** begin Given data **

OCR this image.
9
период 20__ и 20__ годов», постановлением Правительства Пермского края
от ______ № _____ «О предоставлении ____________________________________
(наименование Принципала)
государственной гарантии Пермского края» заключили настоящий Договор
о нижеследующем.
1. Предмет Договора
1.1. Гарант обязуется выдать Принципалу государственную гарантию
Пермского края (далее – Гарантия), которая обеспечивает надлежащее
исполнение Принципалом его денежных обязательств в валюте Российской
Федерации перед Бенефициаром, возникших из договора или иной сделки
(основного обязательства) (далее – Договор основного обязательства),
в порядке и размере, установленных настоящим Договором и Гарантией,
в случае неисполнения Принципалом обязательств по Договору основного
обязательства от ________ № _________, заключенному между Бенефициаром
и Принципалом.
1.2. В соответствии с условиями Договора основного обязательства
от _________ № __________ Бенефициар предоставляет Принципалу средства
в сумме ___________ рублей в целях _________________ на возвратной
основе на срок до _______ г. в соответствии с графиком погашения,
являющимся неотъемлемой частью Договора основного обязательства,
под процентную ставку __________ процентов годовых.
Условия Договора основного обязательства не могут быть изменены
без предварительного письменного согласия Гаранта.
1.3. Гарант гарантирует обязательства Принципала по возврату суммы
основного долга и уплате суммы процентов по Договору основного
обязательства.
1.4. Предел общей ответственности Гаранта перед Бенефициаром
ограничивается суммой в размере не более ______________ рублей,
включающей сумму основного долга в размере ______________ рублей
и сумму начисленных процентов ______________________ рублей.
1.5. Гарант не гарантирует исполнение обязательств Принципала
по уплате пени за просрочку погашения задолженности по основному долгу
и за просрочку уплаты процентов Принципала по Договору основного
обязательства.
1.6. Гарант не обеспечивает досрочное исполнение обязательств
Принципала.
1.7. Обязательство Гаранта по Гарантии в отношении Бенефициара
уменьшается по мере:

** end Given data **

## Stated task:
Show the lines of the data that hold the word "обеспечивает".

## Completed exercise:
Пермского края (далее – Гарантия), которая обеспечивает надлежащее
1.6. Гарант не обеспечивает досрочное исполнение обязательств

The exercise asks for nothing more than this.